Annotated element lines:
━━━━━━━━━━━━━━━━━━━━━━━━━━━━━━

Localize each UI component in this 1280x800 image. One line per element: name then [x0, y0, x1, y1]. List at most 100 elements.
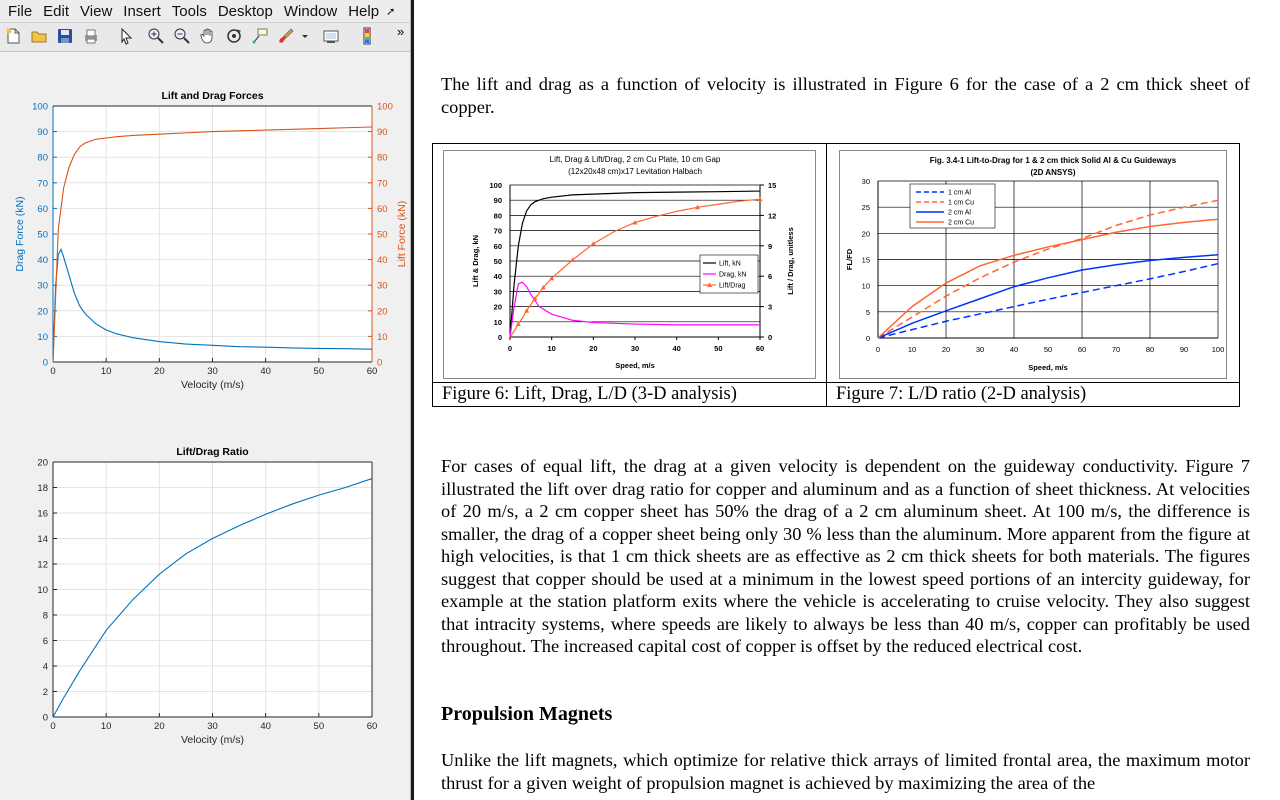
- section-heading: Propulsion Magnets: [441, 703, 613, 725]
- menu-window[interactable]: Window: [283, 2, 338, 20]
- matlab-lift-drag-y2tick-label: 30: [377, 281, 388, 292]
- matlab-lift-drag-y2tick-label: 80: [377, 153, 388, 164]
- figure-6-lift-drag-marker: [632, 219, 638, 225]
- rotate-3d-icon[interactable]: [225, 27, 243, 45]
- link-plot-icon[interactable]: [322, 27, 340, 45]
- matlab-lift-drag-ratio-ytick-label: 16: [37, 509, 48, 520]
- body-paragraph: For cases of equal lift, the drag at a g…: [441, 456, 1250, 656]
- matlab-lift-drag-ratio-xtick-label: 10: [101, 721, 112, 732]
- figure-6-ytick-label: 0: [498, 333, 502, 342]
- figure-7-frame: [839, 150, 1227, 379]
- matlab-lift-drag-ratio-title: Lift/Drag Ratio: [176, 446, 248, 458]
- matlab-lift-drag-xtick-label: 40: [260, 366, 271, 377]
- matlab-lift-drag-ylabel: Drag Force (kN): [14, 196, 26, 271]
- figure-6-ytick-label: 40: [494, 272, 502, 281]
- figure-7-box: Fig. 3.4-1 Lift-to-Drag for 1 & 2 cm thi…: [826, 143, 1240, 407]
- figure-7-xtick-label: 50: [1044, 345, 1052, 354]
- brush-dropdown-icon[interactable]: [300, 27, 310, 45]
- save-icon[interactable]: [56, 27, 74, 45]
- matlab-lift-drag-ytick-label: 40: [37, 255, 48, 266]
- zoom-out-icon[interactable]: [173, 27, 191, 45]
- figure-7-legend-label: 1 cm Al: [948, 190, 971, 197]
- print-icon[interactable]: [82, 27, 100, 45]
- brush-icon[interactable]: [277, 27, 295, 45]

━━━━━━━━━━━━━━━━━━━━━━━━━━━━━━

[Task to complete] Transcribe every one of the lines above word for word, leaving out the picture.

[Full response]
Localize each UI component in this 1280x800 image. One line per element: name then [x0, y0, x1, y1]. List at most 100 elements.
- section-heading: Propulsion Magnets: [441, 703, 613, 725]
- menu-window[interactable]: Window: [283, 2, 338, 20]
- matlab-lift-drag-y2tick-label: 30: [377, 281, 388, 292]
- matlab-lift-drag-y2tick-label: 80: [377, 153, 388, 164]
- figure-6-lift-drag-marker: [632, 219, 638, 225]
- rotate-3d-icon[interactable]: [225, 27, 243, 45]
- link-plot-icon[interactable]: [322, 27, 340, 45]
- matlab-lift-drag-ratio-ytick-label: 16: [37, 509, 48, 520]
- body-paragraph: For cases of equal lift, the drag at a g…: [441, 456, 1250, 656]
- matlab-lift-drag-ratio-xtick-label: 10: [101, 721, 112, 732]
- figure-6-ytick-label: 0: [498, 333, 502, 342]
- figure-7-frame: [839, 150, 1227, 379]
- matlab-lift-drag-ratio-title: Lift/Drag Ratio: [176, 446, 248, 458]
- matlab-lift-drag-xtick-label: 40: [260, 366, 271, 377]
- matlab-lift-drag-ylabel: Drag Force (kN): [14, 196, 26, 271]
- figure-6-ytick-label: 40: [494, 272, 502, 281]
- figure-7-box: Fig. 3.4-1 Lift-to-Drag for 1 & 2 cm thi…: [826, 143, 1240, 407]
- figure-7-xtick-label: 50: [1044, 345, 1052, 354]
- brush-dropdown-icon[interactable]: [300, 27, 310, 45]
- save-icon[interactable]: [56, 27, 74, 45]
- matlab-lift-drag-ytick-label: 40: [37, 255, 48, 266]
- zoom-out-icon[interactable]: [173, 27, 191, 45]
- figure-7-legend-label: 1 cm Al: [948, 190, 971, 197]
- print-icon[interactable]: [82, 27, 100, 45]
- brush-icon[interactable]: [277, 27, 295, 45]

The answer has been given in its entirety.